(Stated exercise): Can you update everything from the line containing "y-tick-label: 1000 — [40, 43, 69, 58]" down to the line containing "chart-title: FIG.4 - TYPICAL" by replacing "x-tick-label" with "x-axis-tick" and leaving the rest unchanged? Return only those lines.

Region annotation items
— begin —

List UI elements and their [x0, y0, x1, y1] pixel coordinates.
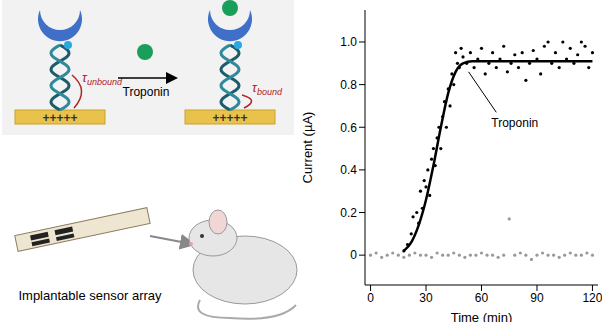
- svg-text:0.4: 0.4: [340, 163, 357, 177]
- svg-text:0.8: 0.8: [340, 78, 357, 92]
- svg-text:Current (µA): Current (µA): [300, 112, 315, 184]
- svg-text:120: 120: [582, 291, 594, 305]
- svg-text:+++++: +++++: [212, 111, 247, 125]
- svg-text:60: 60: [475, 291, 489, 305]
- svg-text:0.2: 0.2: [340, 206, 357, 220]
- svg-text:90: 90: [530, 291, 544, 305]
- svg-text:τbound: τbound: [252, 80, 283, 97]
- svg-text:0.6: 0.6: [340, 121, 357, 135]
- svg-text:0: 0: [367, 291, 374, 305]
- svg-text:τunbound: τunbound: [82, 70, 123, 87]
- svg-text:+++++: +++++: [42, 111, 77, 125]
- svg-text:Troponin: Troponin: [491, 116, 538, 130]
- svg-text:30: 30: [419, 291, 433, 305]
- svg-text:Time (min): Time (min): [451, 310, 513, 322]
- svg-text:1.0: 1.0: [340, 35, 357, 49]
- svg-text:0: 0: [350, 248, 357, 262]
- svg-text:Troponin: Troponin: [123, 85, 170, 99]
- svg-text:Implantable sensor array: Implantable sensor array: [18, 288, 162, 303]
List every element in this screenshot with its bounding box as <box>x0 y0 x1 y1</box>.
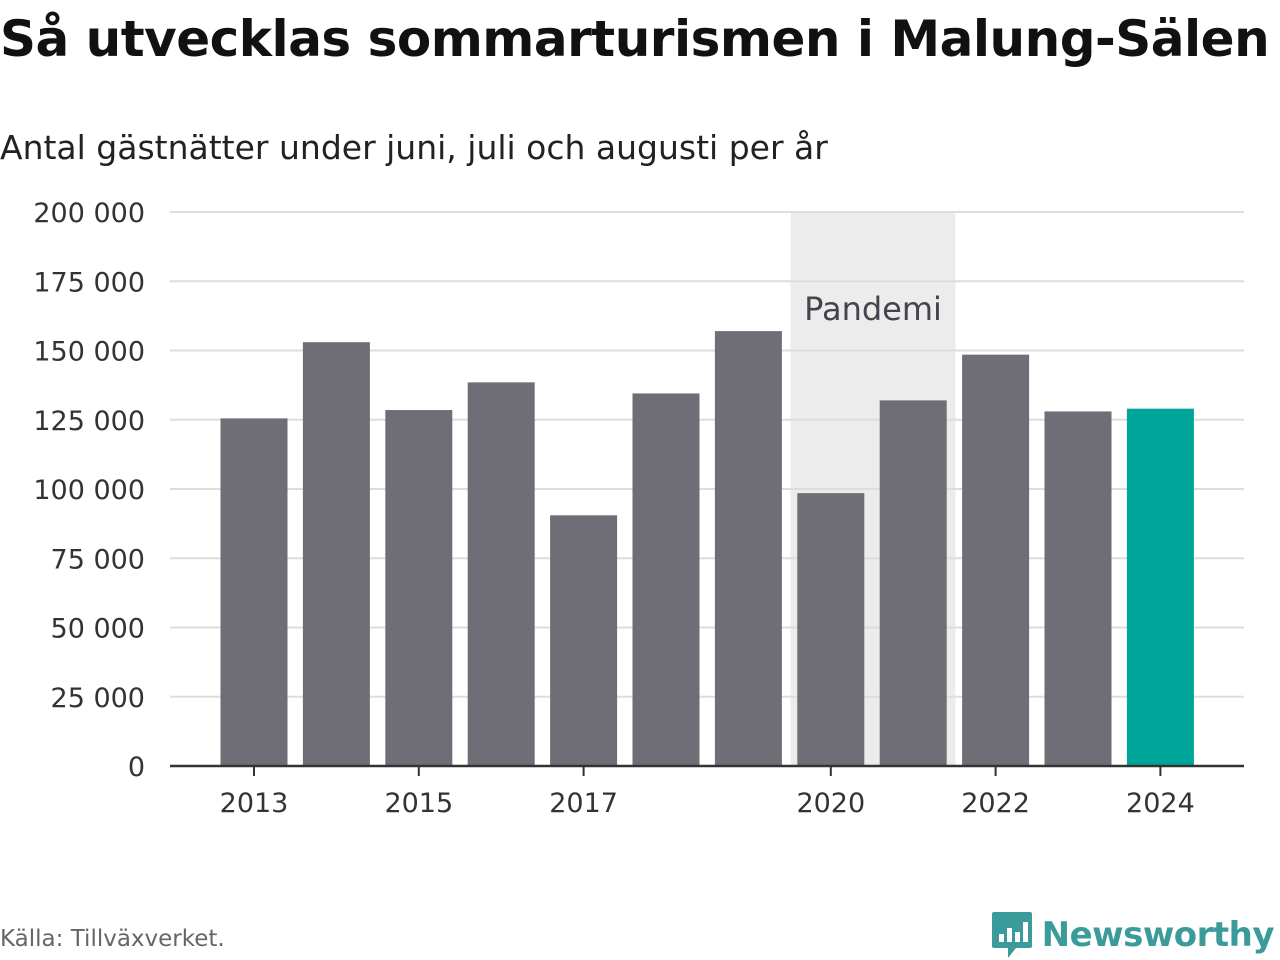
newsworthy-logo-icon <box>991 912 1032 958</box>
y-tick-label: 100 000 <box>33 475 145 506</box>
bar-2020 <box>797 493 865 766</box>
bar-2019 <box>714 331 782 766</box>
bar-2017 <box>550 515 618 766</box>
bar-2021 <box>879 400 947 766</box>
bar-2022 <box>962 354 1030 766</box>
x-tick-label: 2013 <box>220 788 289 819</box>
brand-name: Newsworthy <box>1041 915 1275 955</box>
x-tick-label: 2020 <box>796 788 865 819</box>
bar-2016 <box>467 382 535 766</box>
y-tick-label: 200 000 <box>33 198 145 229</box>
y-tick-label: 150 000 <box>33 337 145 368</box>
chart-subtitle: Antal gästnätter under juni, juli och au… <box>0 128 828 167</box>
pandemic-label: Pandemi <box>804 290 942 328</box>
x-tick-label: 2017 <box>549 788 618 819</box>
source-note: Källa: Tillväxverket. <box>0 926 225 952</box>
y-tick-label: 50 000 <box>51 614 145 645</box>
y-tick-label: 25 000 <box>51 683 145 714</box>
bar-2015 <box>385 410 453 766</box>
bar-2024 <box>1126 408 1194 766</box>
bar-2018 <box>632 393 700 766</box>
bar-2014 <box>302 342 370 766</box>
bar-2013 <box>220 418 288 766</box>
y-tick-label: 175 000 <box>33 267 145 298</box>
y-tick-label: 0 <box>128 752 145 783</box>
x-tick-label: 2015 <box>384 788 453 819</box>
brand-logo: Newsworthy <box>990 910 1275 960</box>
x-tick-label: 2024 <box>1126 788 1195 819</box>
bar-2023 <box>1044 411 1112 766</box>
y-tick-label: 125 000 <box>33 406 145 437</box>
chart-title: Så utvecklas sommarturismen i Malung-Säl… <box>0 10 1270 68</box>
y-tick-label: 75 000 <box>51 544 145 575</box>
x-tick-label: 2022 <box>961 788 1030 819</box>
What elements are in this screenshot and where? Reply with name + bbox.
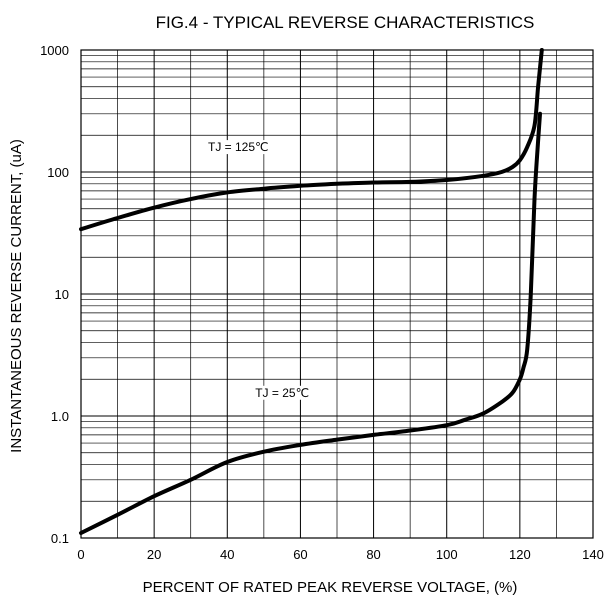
y-tick-label: 1000 — [40, 43, 69, 58]
y-tick-label: 1.0 — [51, 409, 69, 424]
x-axis-title: PERCENT OF RATED PEAK REVERSE VOLTAGE, (… — [143, 579, 518, 596]
y-axis-title: INSTANTANEOUS REVERSE CURRENT, (uA) — [8, 139, 25, 453]
y-tick-labels: 0.1 1.0 10 100 1000 — [40, 43, 69, 546]
series-layer — [79, 48, 544, 535]
x-tick-label: 0 — [77, 547, 84, 562]
x-tick-label: 20 — [147, 547, 161, 562]
annotation-background — [204, 140, 272, 155]
x-tick-label: 40 — [220, 547, 234, 562]
annotation-label: TJ = 25℃ — [255, 386, 309, 400]
annotation-tj-25c: TJ = 25℃ — [252, 385, 313, 400]
x-tick-label: 100 — [436, 547, 458, 562]
chart-title: FIG.4 - TYPICAL REVERSE CHARACTERISTICS — [156, 13, 535, 32]
x-tick-label: 60 — [293, 547, 307, 562]
grid — [80, 50, 594, 539]
x-tick-label: 120 — [509, 547, 531, 562]
y-tick-label: 0.1 — [51, 531, 69, 546]
x-tick-labels: 0 20 40 60 80 100 120 140 — [77, 547, 603, 562]
plot-frame — [80, 49, 594, 539]
x-tick-label: 80 — [366, 547, 380, 562]
series-line-tj-125c — [79, 48, 544, 232]
y-tick-label: 10 — [55, 287, 69, 302]
y-tick-label: 100 — [47, 165, 69, 180]
annotation-layer: TJ = 125℃ TJ = 25℃ — [204, 140, 313, 400]
annotation-label: TJ = 125℃ — [208, 140, 269, 154]
annotation-tj-125c: TJ = 125℃ — [204, 140, 272, 155]
series-line-tj-25c — [79, 111, 542, 535]
x-tick-label: 140 — [582, 547, 604, 562]
annotation-background — [252, 385, 313, 400]
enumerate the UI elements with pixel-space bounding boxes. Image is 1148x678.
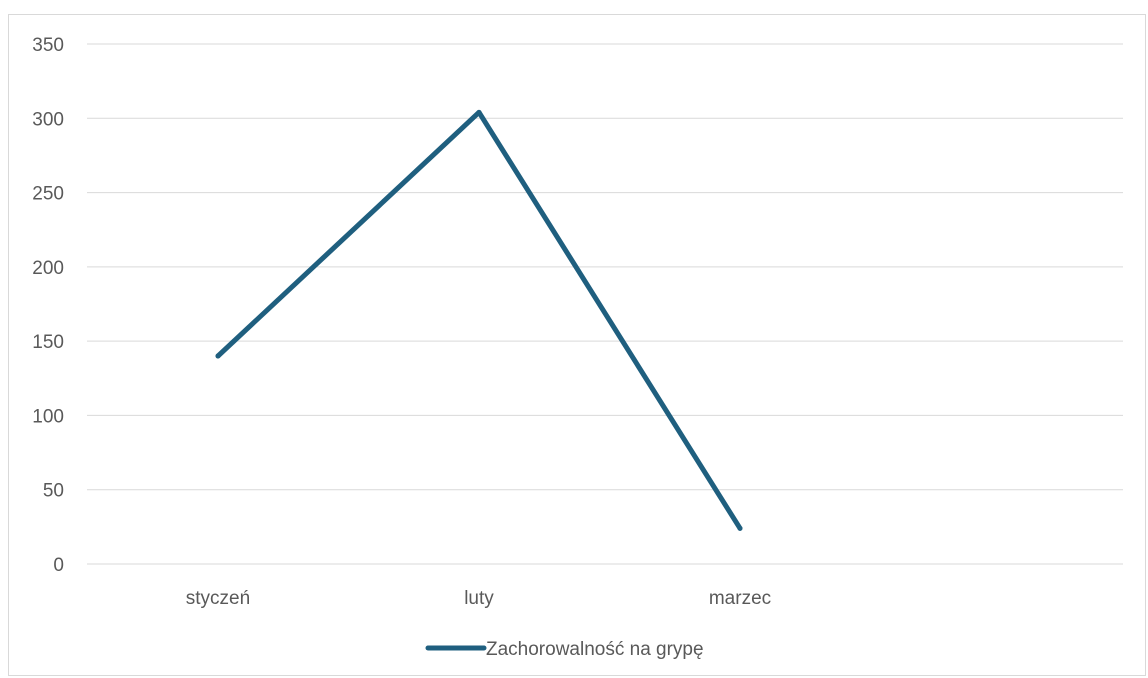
y-axis-tick-labels: 0 50 100 150 200 250 300 350 (32, 35, 64, 576)
y-tick-label: 150 (32, 332, 64, 353)
data-point (737, 525, 743, 531)
legend: Zachorowalność na grypę (425, 639, 704, 660)
x-tick-label: styczeń (186, 588, 250, 609)
legend-label: Zachorowalność na grypę (486, 639, 704, 660)
y-tick-label: 250 (32, 184, 64, 205)
y-tick-label: 300 (32, 109, 64, 130)
x-tick-label: marzec (709, 588, 771, 609)
x-axis-tick-labels: styczeń luty marzec (186, 588, 771, 609)
gridlines (87, 43, 1123, 565)
data-point (476, 109, 482, 115)
series-lines (215, 109, 743, 531)
y-tick-label: 350 (32, 35, 64, 56)
y-tick-label: 200 (32, 258, 64, 279)
y-tick-label: 50 (43, 481, 64, 502)
chart-frame (8, 14, 1146, 676)
y-tick-label: 0 (53, 555, 64, 576)
y-tick-label: 100 (32, 406, 64, 427)
x-tick-label: luty (464, 588, 494, 609)
series-line-0 (215, 109, 743, 531)
data-point (215, 353, 221, 359)
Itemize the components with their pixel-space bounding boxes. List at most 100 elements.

— end —

(Solution to the exercise):
y-tick-label: 1000 — [40, 43, 69, 58]
y-tick-label: 1.0 — [51, 409, 69, 424]
x-axis-title: PERCENT OF RATED PEAK REVERSE VOLTAGE, (… — [143, 579, 518, 596]
y-axis-title: INSTANTANEOUS REVERSE CURRENT, (uA) — [8, 139, 25, 453]
y-tick-labels: 0.1 1.0 10 100 1000 — [40, 43, 69, 546]
series-layer — [79, 48, 544, 535]
x-axis-tick: 0 — [77, 547, 84, 562]
x-axis-tick: 20 — [147, 547, 161, 562]
annotation-background — [204, 140, 272, 155]
x-axis-tick: 40 — [220, 547, 234, 562]
annotation-label: TJ = 25℃ — [255, 386, 309, 400]
annotation-tj-25c: TJ = 25℃ — [252, 385, 313, 400]
x-axis-tick: 100 — [436, 547, 458, 562]
chart-title: FIG.4 - TYPICAL REVERSE CHARACTERISTICS — [156, 13, 535, 32]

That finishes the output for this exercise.